> [PROVIDED INFORMATION]:
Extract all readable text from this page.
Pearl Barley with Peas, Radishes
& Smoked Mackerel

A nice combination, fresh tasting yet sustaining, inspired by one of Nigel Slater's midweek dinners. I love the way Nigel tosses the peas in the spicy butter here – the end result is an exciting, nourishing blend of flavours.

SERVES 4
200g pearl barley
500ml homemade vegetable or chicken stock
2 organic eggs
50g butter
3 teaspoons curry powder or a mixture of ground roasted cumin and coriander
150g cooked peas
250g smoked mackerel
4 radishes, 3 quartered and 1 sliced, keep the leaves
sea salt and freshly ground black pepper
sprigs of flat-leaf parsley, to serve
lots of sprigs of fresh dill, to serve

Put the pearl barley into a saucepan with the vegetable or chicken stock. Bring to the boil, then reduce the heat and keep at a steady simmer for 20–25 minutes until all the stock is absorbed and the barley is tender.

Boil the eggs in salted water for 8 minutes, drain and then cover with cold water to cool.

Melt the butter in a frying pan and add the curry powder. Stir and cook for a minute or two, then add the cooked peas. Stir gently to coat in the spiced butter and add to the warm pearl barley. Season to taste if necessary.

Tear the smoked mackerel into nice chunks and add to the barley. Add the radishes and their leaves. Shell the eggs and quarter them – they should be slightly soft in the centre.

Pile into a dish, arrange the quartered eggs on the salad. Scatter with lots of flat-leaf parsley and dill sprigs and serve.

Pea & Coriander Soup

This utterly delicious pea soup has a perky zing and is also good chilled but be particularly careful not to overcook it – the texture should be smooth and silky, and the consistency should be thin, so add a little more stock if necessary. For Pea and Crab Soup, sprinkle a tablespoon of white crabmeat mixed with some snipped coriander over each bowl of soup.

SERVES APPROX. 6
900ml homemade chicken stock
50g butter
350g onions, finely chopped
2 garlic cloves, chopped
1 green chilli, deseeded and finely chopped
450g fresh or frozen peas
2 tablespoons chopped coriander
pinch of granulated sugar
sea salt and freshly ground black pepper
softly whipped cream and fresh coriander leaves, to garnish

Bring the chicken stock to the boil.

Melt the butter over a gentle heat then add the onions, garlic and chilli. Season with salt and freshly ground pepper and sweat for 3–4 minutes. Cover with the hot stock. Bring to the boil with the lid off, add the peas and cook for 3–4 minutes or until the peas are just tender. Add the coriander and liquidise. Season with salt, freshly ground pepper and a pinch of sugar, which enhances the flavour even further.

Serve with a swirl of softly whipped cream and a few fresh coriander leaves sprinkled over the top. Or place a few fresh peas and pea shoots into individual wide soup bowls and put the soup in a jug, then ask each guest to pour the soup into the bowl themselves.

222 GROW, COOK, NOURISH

> [WHAT YOU ARE ASKED TO DO]:
Search the entries for the word "bowl", then gather every line that has it.

> [EXERCISE RESPONSE]:
This utterly delicious pea soup has a perky zing and is also good chilled but be particularly careful not to overcook it – the texture should be smooth and silky, and the consistency should be thin, so add a little more stock if necessary. For Pea and Crab Soup, sprinkle a tablespoon of white crabmeat mixed with some snipped coriander over each bowl of soup.
Serve with a swirl of softly whipped cream and a few fresh coriander leaves sprinkled over the top. Or place a few fresh peas and pea shoots into individual wide soup bowls and put the soup in a jug, then ask each guest to pour the soup into the bowl themselves.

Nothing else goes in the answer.